++++ Given information ++++

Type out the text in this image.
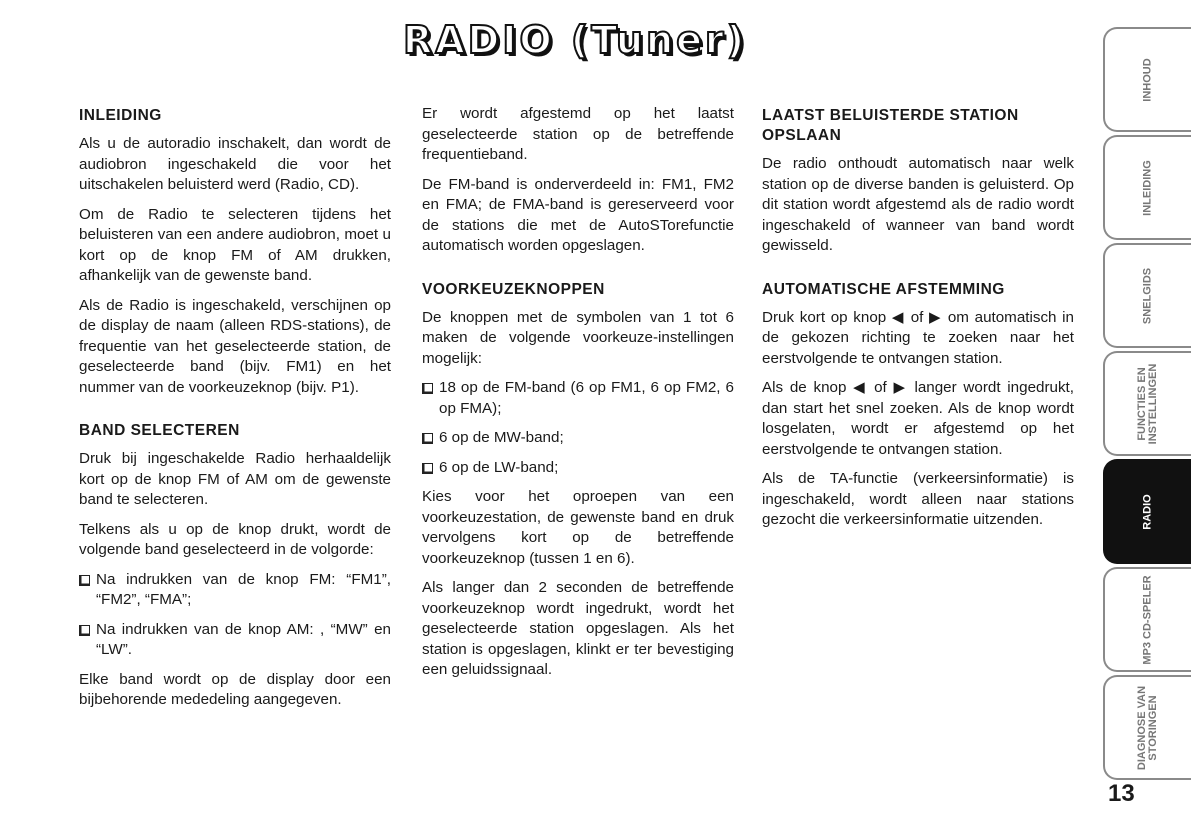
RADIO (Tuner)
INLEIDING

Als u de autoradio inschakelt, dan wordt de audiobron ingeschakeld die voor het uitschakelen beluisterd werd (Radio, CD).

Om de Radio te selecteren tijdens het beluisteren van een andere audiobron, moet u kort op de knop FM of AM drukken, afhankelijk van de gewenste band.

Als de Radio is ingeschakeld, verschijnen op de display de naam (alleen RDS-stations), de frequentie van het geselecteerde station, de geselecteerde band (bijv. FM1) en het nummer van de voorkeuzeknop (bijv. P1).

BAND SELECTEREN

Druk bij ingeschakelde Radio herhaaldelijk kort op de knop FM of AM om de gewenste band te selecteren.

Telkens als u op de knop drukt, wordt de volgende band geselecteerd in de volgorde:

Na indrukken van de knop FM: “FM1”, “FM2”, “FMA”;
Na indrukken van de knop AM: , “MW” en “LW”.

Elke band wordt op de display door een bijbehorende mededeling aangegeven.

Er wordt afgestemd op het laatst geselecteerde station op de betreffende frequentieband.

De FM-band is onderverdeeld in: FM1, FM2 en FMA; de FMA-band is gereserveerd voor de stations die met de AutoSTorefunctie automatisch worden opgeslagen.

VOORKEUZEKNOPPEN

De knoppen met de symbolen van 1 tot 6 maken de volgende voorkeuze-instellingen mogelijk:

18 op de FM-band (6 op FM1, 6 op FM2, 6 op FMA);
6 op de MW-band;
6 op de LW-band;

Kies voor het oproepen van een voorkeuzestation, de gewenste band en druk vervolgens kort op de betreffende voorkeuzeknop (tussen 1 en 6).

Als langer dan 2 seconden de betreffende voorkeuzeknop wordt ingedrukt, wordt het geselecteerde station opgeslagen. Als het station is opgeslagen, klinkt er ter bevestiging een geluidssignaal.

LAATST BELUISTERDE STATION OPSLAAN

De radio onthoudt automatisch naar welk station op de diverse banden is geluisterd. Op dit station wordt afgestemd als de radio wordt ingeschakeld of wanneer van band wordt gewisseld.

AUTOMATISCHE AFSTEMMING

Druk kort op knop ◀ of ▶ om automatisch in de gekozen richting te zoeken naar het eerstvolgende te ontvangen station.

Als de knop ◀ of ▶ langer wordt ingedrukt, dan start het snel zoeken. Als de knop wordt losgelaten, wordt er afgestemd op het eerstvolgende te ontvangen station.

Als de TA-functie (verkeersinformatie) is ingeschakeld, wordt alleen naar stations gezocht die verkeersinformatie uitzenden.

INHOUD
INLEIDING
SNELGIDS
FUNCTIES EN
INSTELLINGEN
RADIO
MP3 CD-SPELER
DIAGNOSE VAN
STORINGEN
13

++++
++++ Given information ++++

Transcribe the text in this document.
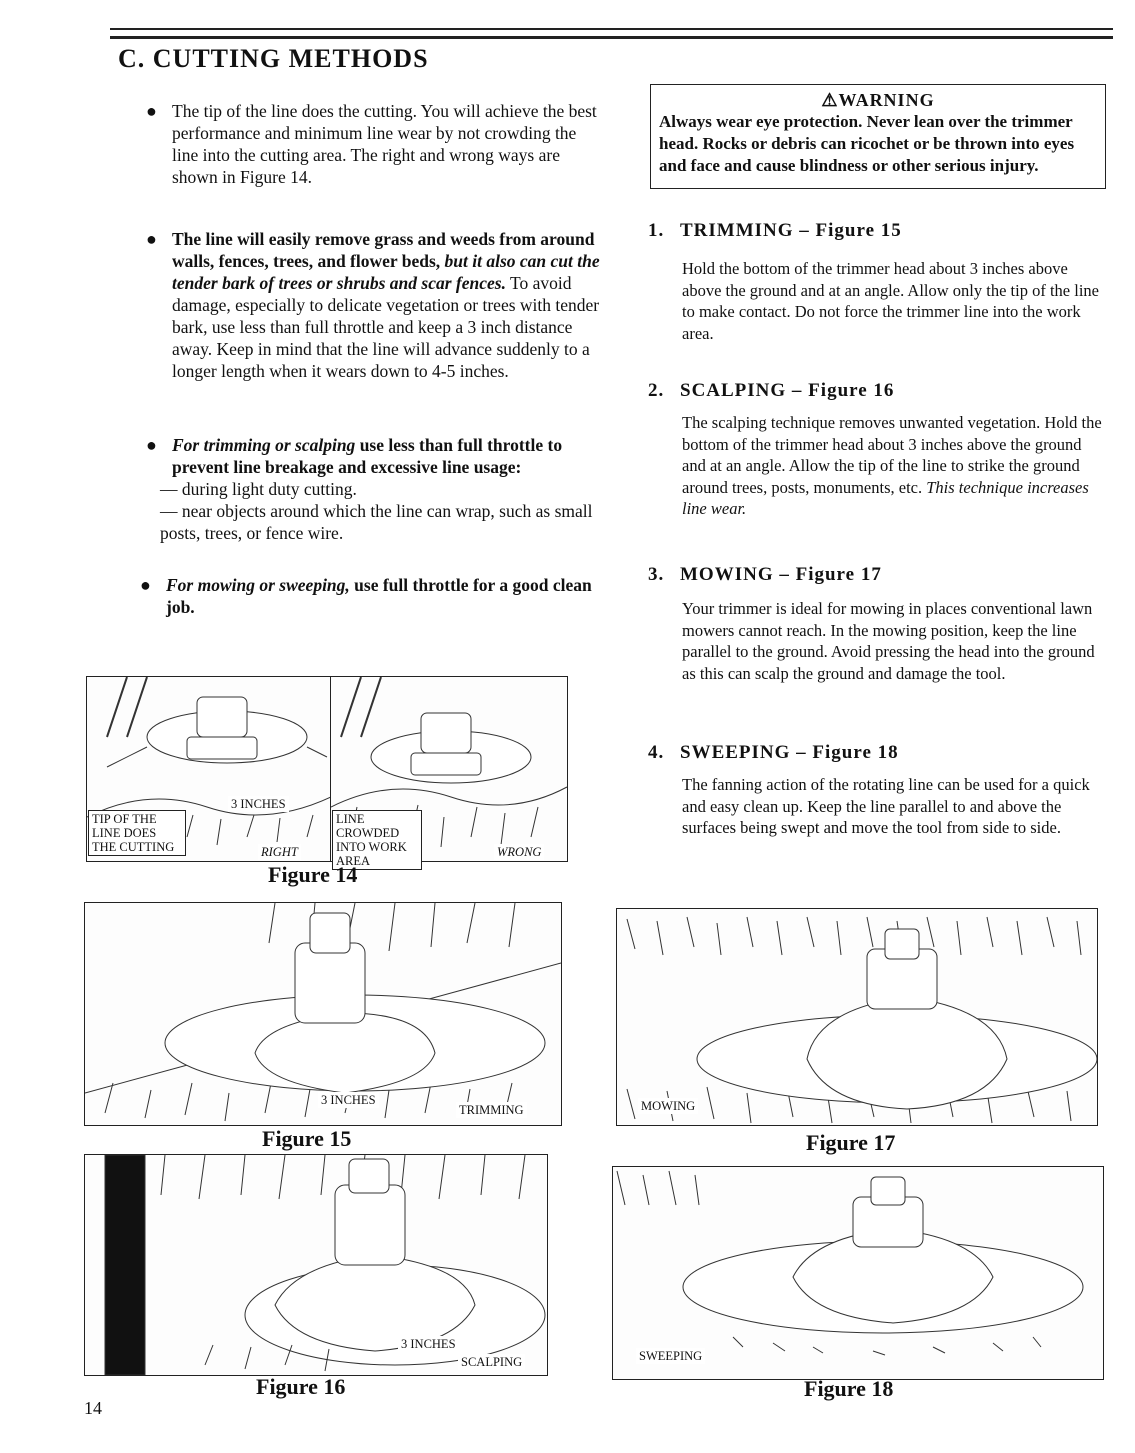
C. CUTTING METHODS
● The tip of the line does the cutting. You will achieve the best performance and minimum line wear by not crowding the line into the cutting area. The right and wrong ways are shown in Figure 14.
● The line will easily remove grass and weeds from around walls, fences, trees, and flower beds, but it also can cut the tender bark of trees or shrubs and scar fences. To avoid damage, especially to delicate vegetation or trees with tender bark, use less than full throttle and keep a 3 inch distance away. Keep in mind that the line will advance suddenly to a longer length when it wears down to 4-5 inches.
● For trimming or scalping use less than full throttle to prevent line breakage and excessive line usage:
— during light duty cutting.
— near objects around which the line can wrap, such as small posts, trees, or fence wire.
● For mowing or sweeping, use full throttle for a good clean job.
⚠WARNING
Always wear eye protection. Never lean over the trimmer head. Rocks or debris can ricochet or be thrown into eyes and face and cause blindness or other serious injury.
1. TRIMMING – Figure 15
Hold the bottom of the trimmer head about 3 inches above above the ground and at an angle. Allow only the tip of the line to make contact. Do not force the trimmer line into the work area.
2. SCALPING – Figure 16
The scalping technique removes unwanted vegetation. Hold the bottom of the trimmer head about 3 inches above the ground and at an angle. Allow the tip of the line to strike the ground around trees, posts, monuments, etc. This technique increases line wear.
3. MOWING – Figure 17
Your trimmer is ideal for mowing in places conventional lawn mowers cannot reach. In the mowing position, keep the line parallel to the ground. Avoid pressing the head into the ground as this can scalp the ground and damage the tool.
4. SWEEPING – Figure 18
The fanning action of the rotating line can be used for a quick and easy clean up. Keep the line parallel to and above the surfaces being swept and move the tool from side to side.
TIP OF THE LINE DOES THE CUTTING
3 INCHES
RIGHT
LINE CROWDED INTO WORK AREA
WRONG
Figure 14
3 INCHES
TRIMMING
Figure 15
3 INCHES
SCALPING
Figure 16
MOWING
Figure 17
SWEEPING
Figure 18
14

++++
++++ Given information ++++

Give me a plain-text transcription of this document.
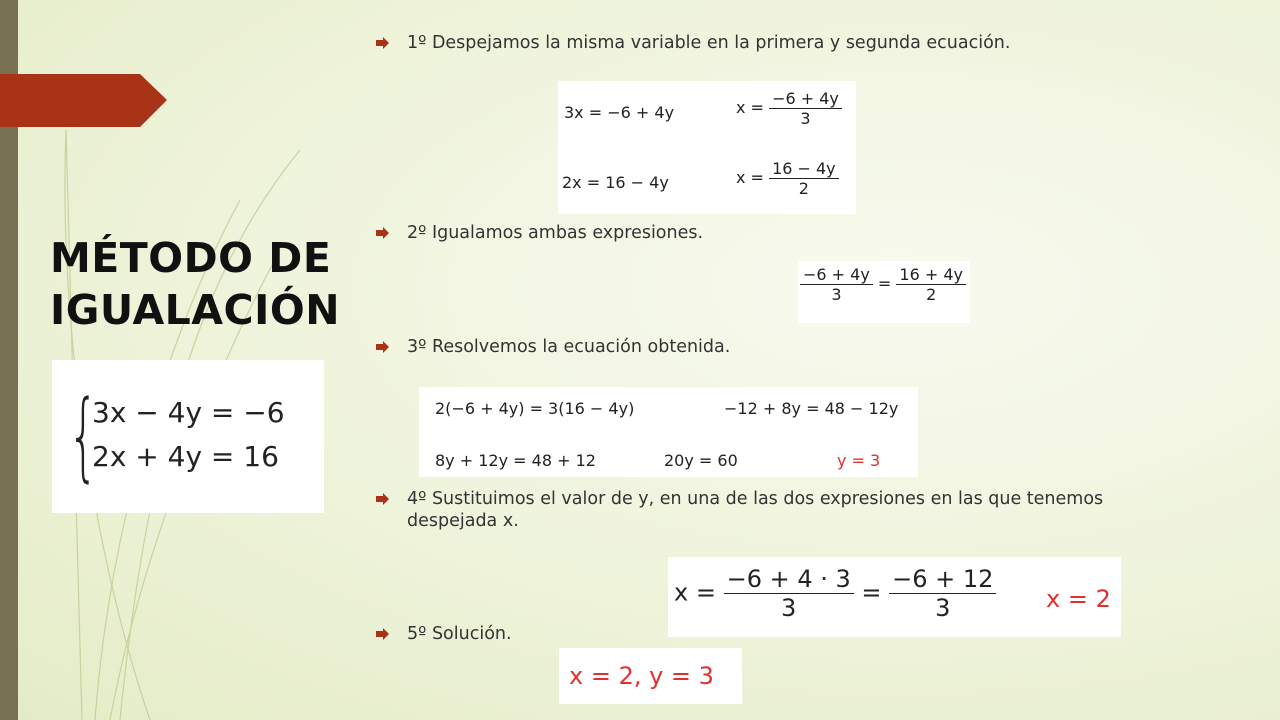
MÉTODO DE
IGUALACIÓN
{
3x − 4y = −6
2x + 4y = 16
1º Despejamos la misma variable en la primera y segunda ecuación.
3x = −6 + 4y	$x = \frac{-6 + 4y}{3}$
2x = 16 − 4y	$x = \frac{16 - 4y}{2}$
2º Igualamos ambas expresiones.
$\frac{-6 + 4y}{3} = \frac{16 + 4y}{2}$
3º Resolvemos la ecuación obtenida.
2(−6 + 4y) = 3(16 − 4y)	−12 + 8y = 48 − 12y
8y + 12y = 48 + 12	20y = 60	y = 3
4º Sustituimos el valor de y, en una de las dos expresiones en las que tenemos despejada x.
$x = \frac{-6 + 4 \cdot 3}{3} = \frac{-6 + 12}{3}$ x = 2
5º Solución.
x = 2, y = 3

++++

§ **Aim of the exercise**: Look through the entries and find each line that has the string "ground". Copy those lines.

§ **Complete answer**:
Hold the bottom of the trimmer head about 3 inches above above the ground and at an angle. Allow only the tip of the line to make contact. Do not force the trimmer line into the work area.
The scalping technique removes unwanted vegetation. Hold the bottom of the trimmer head about 3 inches above the ground and at an angle. Allow the tip of the line to strike the ground around trees, posts, monuments, etc. This technique increases line wear.
Your trimmer is ideal for mowing in places conventional lawn mowers cannot reach. In the mowing position, keep the line parallel to the ground. Avoid pressing the head into the ground as this can scalp the ground and damage the tool.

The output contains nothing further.